EXERCISE ▸ Exactly reproduce each line of the listing that follows.

(Dataset excerpt)
··········

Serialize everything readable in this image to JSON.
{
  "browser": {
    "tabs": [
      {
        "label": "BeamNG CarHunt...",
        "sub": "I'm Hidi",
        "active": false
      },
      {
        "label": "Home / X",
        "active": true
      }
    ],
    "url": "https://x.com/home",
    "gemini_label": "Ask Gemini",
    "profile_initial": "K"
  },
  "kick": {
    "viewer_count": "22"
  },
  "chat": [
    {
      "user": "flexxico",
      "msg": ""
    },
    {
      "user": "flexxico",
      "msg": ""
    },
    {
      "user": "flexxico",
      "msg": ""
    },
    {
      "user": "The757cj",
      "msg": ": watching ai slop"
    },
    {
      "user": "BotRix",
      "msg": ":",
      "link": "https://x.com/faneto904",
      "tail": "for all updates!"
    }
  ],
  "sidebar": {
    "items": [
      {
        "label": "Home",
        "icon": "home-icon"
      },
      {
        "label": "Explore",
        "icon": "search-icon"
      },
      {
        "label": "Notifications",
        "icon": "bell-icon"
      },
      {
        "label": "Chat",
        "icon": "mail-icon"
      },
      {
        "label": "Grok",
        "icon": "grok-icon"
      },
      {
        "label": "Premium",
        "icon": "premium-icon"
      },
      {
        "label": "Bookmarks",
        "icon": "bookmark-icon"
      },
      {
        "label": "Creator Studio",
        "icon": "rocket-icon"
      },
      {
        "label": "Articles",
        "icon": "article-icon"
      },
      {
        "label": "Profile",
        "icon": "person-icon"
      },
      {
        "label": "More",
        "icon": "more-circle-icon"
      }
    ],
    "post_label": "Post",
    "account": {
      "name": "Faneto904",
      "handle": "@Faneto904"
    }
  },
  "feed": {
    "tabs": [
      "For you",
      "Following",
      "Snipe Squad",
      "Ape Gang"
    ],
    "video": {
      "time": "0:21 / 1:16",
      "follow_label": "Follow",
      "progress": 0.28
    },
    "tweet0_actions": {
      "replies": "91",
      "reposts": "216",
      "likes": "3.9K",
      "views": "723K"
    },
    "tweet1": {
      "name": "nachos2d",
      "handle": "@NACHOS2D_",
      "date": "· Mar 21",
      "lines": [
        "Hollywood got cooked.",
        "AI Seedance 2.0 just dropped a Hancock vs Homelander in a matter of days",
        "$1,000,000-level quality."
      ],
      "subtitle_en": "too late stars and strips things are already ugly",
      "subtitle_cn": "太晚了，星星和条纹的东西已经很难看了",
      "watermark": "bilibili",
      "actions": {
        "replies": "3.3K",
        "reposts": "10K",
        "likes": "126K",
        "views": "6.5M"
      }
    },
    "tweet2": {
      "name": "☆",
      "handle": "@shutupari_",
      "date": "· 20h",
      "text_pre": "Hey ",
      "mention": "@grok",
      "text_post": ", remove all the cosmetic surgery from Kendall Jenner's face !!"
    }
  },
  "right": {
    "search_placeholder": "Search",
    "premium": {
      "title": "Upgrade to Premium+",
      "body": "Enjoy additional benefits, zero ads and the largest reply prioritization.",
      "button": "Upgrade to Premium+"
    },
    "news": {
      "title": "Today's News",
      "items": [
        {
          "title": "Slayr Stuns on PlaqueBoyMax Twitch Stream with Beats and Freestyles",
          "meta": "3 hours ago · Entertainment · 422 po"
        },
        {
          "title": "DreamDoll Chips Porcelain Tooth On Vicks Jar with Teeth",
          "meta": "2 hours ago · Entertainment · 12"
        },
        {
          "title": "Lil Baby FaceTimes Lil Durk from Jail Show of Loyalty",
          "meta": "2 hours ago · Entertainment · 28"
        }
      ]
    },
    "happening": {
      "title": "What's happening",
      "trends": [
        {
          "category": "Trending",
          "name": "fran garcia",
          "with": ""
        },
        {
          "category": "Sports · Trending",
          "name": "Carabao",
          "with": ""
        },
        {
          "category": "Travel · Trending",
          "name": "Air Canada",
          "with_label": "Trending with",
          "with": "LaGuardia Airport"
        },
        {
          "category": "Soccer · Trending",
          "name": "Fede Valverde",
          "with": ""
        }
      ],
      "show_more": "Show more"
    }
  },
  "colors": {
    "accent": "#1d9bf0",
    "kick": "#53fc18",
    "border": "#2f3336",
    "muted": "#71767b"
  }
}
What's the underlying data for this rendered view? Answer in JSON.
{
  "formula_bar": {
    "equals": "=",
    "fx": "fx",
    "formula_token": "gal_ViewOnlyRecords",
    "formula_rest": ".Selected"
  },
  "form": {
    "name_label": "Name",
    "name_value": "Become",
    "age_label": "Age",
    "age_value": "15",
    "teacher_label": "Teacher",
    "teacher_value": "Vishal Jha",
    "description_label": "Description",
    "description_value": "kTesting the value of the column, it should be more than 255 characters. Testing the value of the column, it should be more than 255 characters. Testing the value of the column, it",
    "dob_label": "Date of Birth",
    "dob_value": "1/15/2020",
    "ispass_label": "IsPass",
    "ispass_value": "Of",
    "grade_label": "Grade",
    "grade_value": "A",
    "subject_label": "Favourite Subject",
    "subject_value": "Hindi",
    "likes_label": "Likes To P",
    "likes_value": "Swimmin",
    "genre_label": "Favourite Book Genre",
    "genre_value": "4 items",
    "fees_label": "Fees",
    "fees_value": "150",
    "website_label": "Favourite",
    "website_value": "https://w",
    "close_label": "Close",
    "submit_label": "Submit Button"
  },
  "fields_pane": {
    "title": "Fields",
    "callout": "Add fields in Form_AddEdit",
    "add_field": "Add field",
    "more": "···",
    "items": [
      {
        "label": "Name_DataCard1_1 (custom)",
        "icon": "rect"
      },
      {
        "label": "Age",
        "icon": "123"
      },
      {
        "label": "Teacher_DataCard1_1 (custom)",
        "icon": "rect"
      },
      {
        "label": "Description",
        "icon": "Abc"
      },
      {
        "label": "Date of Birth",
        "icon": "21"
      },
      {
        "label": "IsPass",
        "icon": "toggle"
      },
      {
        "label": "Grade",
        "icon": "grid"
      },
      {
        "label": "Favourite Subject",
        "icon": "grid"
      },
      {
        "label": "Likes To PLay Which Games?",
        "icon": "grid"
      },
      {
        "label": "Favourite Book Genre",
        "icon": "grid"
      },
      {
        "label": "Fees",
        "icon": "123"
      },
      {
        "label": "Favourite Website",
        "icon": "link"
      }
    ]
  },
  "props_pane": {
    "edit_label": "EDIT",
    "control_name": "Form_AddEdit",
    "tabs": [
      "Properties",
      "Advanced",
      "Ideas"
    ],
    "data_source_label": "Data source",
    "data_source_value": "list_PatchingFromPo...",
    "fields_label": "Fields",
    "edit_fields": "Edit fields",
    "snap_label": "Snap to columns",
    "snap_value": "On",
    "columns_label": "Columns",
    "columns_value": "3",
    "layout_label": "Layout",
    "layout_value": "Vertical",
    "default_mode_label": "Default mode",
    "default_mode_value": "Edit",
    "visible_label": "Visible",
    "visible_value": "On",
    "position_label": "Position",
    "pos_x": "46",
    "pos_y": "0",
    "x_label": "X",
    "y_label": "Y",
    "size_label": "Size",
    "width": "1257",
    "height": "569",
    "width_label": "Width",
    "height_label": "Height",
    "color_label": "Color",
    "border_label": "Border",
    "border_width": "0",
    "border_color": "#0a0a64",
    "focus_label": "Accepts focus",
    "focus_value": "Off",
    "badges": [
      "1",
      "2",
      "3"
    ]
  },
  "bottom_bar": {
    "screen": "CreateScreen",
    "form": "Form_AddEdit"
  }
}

··········

COMPLETED EXERCISE ▸
Serialize everything readable in this image to JSON.
{
  "browser": {
    "tabs": [
      {
        "label": "BeamNG CarHunt...",
        "sub": "I'm Hidi",
        "active": false
      },
      {
        "label": "Home / X",
        "active": true
      }
    ],
    "url": "https://x.com/home",
    "gemini_label": "Ask Gemini",
    "profile_initial": "K"
  },
  "kick": {
    "viewer_count": "22"
  },
  "chat": [
    {
      "user": "flexxico",
      "msg": ""
    },
    {
      "user": "flexxico",
      "msg": ""
    },
    {
      "user": "flexxico",
      "msg": ""
    },
    {
      "user": "The757cj",
      "msg": ": watching ai slop"
    },
    {
      "user": "BotRix",
      "msg": ":",
      "link": "https://x.com/faneto904",
      "tail": "for all updates!"
    }
  ],
  "sidebar": {
    "items": [
      {
        "label": "Home",
        "icon": "home-icon"
      },
      {
        "label": "Explore",
        "icon": "search-icon"
      },
      {
        "label": "Notifications",
        "icon": "bell-icon"
      },
      {
        "label": "Chat",
        "icon": "mail-icon"
      },
      {
        "label": "Grok",
        "icon": "grok-icon"
      },
      {
        "label": "Premium",
        "icon": "premium-icon"
      },
      {
        "label": "Bookmarks",
        "icon": "bookmark-icon"
      },
      {
        "label": "Creator Studio",
        "icon": "rocket-icon"
      },
      {
        "label": "Articles",
        "icon": "article-icon"
      },
      {
        "label": "Profile",
        "icon": "person-icon"
      },
      {
        "label": "More",
        "icon": "more-circle-icon"
      }
    ],
    "post_label": "Post",
    "account": {
      "name": "Faneto904",
      "handle": "@Faneto904"
    }
  },
  "feed": {
    "tabs": [
      "For you",
      "Following",
      "Snipe Squad",
      "Ape Gang"
    ],
    "video": {
      "time": "0:21 / 1:16",
      "follow_label": "Follow",
      "progress": 0.28
    },
    "tweet0_actions": {
      "replies": "91",
      "reposts": "216",
      "likes": "3.9K",
      "views": "723K"
    },
    "tweet1": {
      "name": "nachos2d",
      "handle": "@NACHOS2D_",
      "date": "· Mar 21",
      "lines": [
        "Hollywood got cooked.",
        "AI Seedance 2.0 just dropped a Hancock vs Homelander in a matter of days",
        "$1,000,000-level quality."
      ],
      "subtitle_en": "too late stars and strips things are already ugly",
      "subtitle_cn": "太晚了，星星和条纹的东西已经很难看了",
      "watermark": "bilibili",
      "actions": {
        "replies": "3.3K",
        "reposts": "10K",
        "likes": "126K",
        "views": "6.5M"
      }
    },
    "tweet2": {
      "name": "☆",
      "handle": "@shutupari_",
      "date": "· 20h",
      "text_pre": "Hey ",
      "mention": "@grok",
      "text_post": ", remove all the cosmetic surgery from Kendall Jenner's face !!"
    }
  },
  "right": {
    "search_placeholder": "Search",
    "premium": {
      "title": "Upgrade to Premium+",
      "body": "Enjoy additional benefits, zero ads and the largest reply prioritization.",
      "button": "Upgrade to Premium+"
    },
    "news": {
      "title": "Today's News",
      "items": [
        {
          "title": "Slayr Stuns on PlaqueBoyMax Twitch Stream with Beats and Freestyles",
          "meta": "3 hours ago · Entertainment · 422 po"
        },
        {
          "title": "DreamDoll Chips Porcelain Tooth On Vicks Jar with Teeth",
          "meta": "2 hours ago · Entertainment · 12"
        },
        {
          "title": "Lil Baby FaceTimes Lil Durk from Jail Show of Loyalty",
          "meta": "2 hours ago · Entertainment · 28"
        }
      ]
    },
    "happening": {
      "title": "What's happening",
      "trends": [
        {
          "category": "Trending",
          "name": "fran garcia",
          "with": ""
        },
        {
          "category": "Sports · Trending",
          "name": "Carabao",
          "with": ""
        },
        {
          "category": "Travel · Trending",
          "name": "Air Canada",
          "with_label": "Trending with",
          "with": "LaGuardia Airport"
        },
        {
          "category": "Soccer · Trending",
          "name": "Fede Valverde",
          "with": ""
        }
      ],
      "show_more": "Show more"
    }
  },
  "colors": {
    "accent": "#1d9bf0",
    "kick": "#53fc18",
    "border": "#2f3336",
    "muted": "#71767b"
  }
}
What's the underlying data for this rendered view? Answer in JSON.
{
  "formula_bar": {
    "equals": "=",
    "fx": "fx",
    "formula_token": "gal_ViewOnlyRecords",
    "formula_rest": ".Selected"
  },
  "form": {
    "name_label": "Name",
    "name_value": "Become",
    "age_label": "Age",
    "age_value": "15",
    "teacher_label": "Teacher",
    "teacher_value": "Vishal Jha",
    "description_label": "Description",
    "description_value": "kTesting the value of the column, it should be more than 255 characters. Testing the value of the column, it should be more than 255 characters. Testing the value of the column, it",
    "dob_label": "Date of Birth",
    "dob_value": "1/15/2020",
    "ispass_label": "IsPass",
    "ispass_value": "Of",
    "grade_label": "Grade",
    "grade_value": "A",
    "subject_label": "Favourite Subject",
    "subject_value": "Hindi",
    "likes_label": "Likes To P",
    "likes_value": "Swimmin",
    "genre_label": "Favourite Book Genre",
    "genre_value": "4 items",
    "fees_label": "Fees",
    "fees_value": "150",
    "website_label": "Favourite",
    "website_value": "https://w",
    "close_label": "Close",
    "submit_label": "Submit Button"
  },
  "fields_pane": {
    "title": "Fields",
    "callout": "Add fields in Form_AddEdit",
    "add_field": "Add field",
    "more": "···",
    "items": [
      {
        "label": "Name_DataCard1_1 (custom)",
        "icon": "rect"
      },
      {
        "label": "Age",
        "icon": "123"
      },
      {
        "label": "Teacher_DataCard1_1 (custom)",
        "icon": "rect"
      },
      {
        "label": "Description",
        "icon": "Abc"
      },
      {
        "label": "Date of Birth",
        "icon": "21"
      },
      {
        "label": "IsPass",
        "icon": "toggle"
      },
      {
        "label": "Grade",
        "icon": "grid"
      },
      {
        "label": "Favourite Subject",
        "icon": "grid"
      },
      {
        "label": "Likes To PLay Which Games?",
        "icon": "grid"
      },
      {
        "label": "Favourite Book Genre",
        "icon": "grid"
      },
      {
        "label": "Fees",
        "icon": "123"
      },
      {
        "label": "Favourite Website",
        "icon": "link"
      }
    ]
  },
  "props_pane": {
    "edit_label": "EDIT",
    "control_name": "Form_AddEdit",
    "tabs": [
      "Properties",
      "Advanced",
      "Ideas"
    ],
    "data_source_label": "Data source",
    "data_source_value": "list_PatchingFromPo...",
    "fields_label": "Fields",
    "edit_fields": "Edit fields",
    "snap_label": "Snap to columns",
    "snap_value": "On",
    "columns_label": "Columns",
    "columns_value": "3",
    "layout_label": "Layout",
    "layout_value": "Vertical",
    "default_mode_label": "Default mode",
    "default_mode_value": "Edit",
    "visible_label": "Visible",
    "visible_value": "On",
    "position_label": "Position",
    "pos_x": "46",
    "pos_y": "0",
    "x_label": "X",
    "y_label": "Y",
    "size_label": "Size",
    "width": "1257",
    "height": "569",
    "width_label": "Width",
    "height_label": "Height",
    "color_label": "Color",
    "border_label": "Border",
    "border_width": "0",
    "border_color": "#0a0a64",
    "focus_label": "Accepts focus",
    "focus_value": "Off",
    "badges": [
      "1",
      "2",
      "3"
    ]
  },
  "bottom_bar": {
    "screen": "CreateScreen",
    "form": "Form_AddEdit"
  }
}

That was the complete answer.